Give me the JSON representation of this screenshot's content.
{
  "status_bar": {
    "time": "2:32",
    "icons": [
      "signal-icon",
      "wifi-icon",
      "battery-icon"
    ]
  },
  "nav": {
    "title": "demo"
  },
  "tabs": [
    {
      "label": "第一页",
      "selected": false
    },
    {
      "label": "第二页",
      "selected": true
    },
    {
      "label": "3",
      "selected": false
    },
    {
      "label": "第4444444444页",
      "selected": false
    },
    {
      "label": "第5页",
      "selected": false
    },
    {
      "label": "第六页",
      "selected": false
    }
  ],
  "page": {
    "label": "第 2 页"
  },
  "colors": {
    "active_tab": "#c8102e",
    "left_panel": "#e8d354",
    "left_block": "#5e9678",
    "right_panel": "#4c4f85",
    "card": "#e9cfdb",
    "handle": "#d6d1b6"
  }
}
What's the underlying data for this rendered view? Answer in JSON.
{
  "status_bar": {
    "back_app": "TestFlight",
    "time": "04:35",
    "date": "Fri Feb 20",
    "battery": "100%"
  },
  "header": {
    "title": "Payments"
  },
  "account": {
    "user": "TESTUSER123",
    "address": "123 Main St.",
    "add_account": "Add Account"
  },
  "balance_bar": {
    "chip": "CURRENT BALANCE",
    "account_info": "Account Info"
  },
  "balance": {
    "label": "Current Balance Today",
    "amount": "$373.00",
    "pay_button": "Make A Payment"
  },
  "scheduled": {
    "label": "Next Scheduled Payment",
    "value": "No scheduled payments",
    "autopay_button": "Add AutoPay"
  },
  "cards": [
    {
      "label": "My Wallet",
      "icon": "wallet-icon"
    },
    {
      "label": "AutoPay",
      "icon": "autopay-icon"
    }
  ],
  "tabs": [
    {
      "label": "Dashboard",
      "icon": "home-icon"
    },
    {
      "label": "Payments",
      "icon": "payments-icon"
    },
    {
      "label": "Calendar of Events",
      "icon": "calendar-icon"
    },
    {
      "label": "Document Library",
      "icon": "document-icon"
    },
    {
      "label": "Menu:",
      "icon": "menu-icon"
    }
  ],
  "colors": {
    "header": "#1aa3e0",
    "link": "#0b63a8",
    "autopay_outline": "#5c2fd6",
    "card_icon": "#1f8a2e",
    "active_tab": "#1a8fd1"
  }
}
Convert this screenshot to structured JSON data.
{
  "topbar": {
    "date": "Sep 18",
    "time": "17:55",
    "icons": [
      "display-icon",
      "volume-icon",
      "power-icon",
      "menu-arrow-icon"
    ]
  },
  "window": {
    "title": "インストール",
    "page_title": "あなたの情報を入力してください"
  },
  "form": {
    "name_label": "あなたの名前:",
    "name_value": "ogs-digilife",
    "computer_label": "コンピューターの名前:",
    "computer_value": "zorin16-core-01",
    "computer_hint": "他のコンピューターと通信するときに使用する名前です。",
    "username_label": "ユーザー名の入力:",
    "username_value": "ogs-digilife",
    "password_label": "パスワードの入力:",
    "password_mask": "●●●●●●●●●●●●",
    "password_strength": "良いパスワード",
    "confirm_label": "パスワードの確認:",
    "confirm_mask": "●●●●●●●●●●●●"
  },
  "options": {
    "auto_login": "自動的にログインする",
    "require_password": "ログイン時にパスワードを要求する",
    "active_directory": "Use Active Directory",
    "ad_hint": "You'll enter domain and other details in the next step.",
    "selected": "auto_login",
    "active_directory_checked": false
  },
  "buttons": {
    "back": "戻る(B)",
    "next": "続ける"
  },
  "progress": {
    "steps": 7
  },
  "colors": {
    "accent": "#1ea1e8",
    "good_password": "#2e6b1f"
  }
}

- PROBLEM REQUIREMENTS -
Transcribe all of the lines in the records precisely.

- RESPONSE TO THIS EXERCISE -
Give me the JSON representation of this screenshot's content.
{
  "status_bar": {
    "time": "2:32",
    "icons": [
      "signal-icon",
      "wifi-icon",
      "battery-icon"
    ]
  },
  "nav": {
    "title": "demo"
  },
  "tabs": [
    {
      "label": "第一页",
      "selected": false
    },
    {
      "label": "第二页",
      "selected": true
    },
    {
      "label": "3",
      "selected": false
    },
    {
      "label": "第4444444444页",
      "selected": false
    },
    {
      "label": "第5页",
      "selected": false
    },
    {
      "label": "第六页",
      "selected": false
    }
  ],
  "page": {
    "label": "第 2 页"
  },
  "colors": {
    "active_tab": "#c8102e",
    "left_panel": "#e8d354",
    "left_block": "#5e9678",
    "right_panel": "#4c4f85",
    "card": "#e9cfdb",
    "handle": "#d6d1b6"
  }
}
What's the underlying data for this rendered view? Answer in JSON.
{
  "status_bar": {
    "back_app": "TestFlight",
    "time": "04:35",
    "date": "Fri Feb 20",
    "battery": "100%"
  },
  "header": {
    "title": "Payments"
  },
  "account": {
    "user": "TESTUSER123",
    "address": "123 Main St.",
    "add_account": "Add Account"
  },
  "balance_bar": {
    "chip": "CURRENT BALANCE",
    "account_info": "Account Info"
  },
  "balance": {
    "label": "Current Balance Today",
    "amount": "$373.00",
    "pay_button": "Make A Payment"
  },
  "scheduled": {
    "label": "Next Scheduled Payment",
    "value": "No scheduled payments",
    "autopay_button": "Add AutoPay"
  },
  "cards": [
    {
      "label": "My Wallet",
      "icon": "wallet-icon"
    },
    {
      "label": "AutoPay",
      "icon": "autopay-icon"
    }
  ],
  "tabs": [
    {
      "label": "Dashboard",
      "icon": "home-icon"
    },
    {
      "label": "Payments",
      "icon": "payments-icon"
    },
    {
      "label": "Calendar of Events",
      "icon": "calendar-icon"
    },
    {
      "label": "Document Library",
      "icon": "document-icon"
    },
    {
      "label": "Menu:",
      "icon": "menu-icon"
    }
  ],
  "colors": {
    "header": "#1aa3e0",
    "link": "#0b63a8",
    "autopay_outline": "#5c2fd6",
    "card_icon": "#1f8a2e",
    "active_tab": "#1a8fd1"
  }
}
Convert this screenshot to structured JSON data.
{
  "topbar": {
    "date": "Sep 18",
    "time": "17:55",
    "icons": [
      "display-icon",
      "volume-icon",
      "power-icon",
      "menu-arrow-icon"
    ]
  },
  "window": {
    "title": "インストール",
    "page_title": "あなたの情報を入力してください"
  },
  "form": {
    "name_label": "あなたの名前:",
    "name_value": "ogs-digilife",
    "computer_label": "コンピューターの名前:",
    "computer_value": "zorin16-core-01",
    "computer_hint": "他のコンピューターと通信するときに使用する名前です。",
    "username_label": "ユーザー名の入力:",
    "username_value": "ogs-digilife",
    "password_label": "パスワードの入力:",
    "password_mask": "●●●●●●●●●●●●",
    "password_strength": "良いパスワード",
    "confirm_label": "パスワードの確認:",
    "confirm_mask": "●●●●●●●●●●●●"
  },
  "options": {
    "auto_login": "自動的にログインする",
    "require_password": "ログイン時にパスワードを要求する",
    "active_directory": "Use Active Directory",
    "ad_hint": "You'll enter domain and other details in the next step.",
    "selected": "auto_login",
    "active_directory_checked": false
  },
  "buttons": {
    "back": "戻る(B)",
    "next": "続ける"
  },
  "progress": {
    "steps": 7
  },
  "colors": {
    "accent": "#1ea1e8",
    "good_password": "#2e6b1f"
  }
}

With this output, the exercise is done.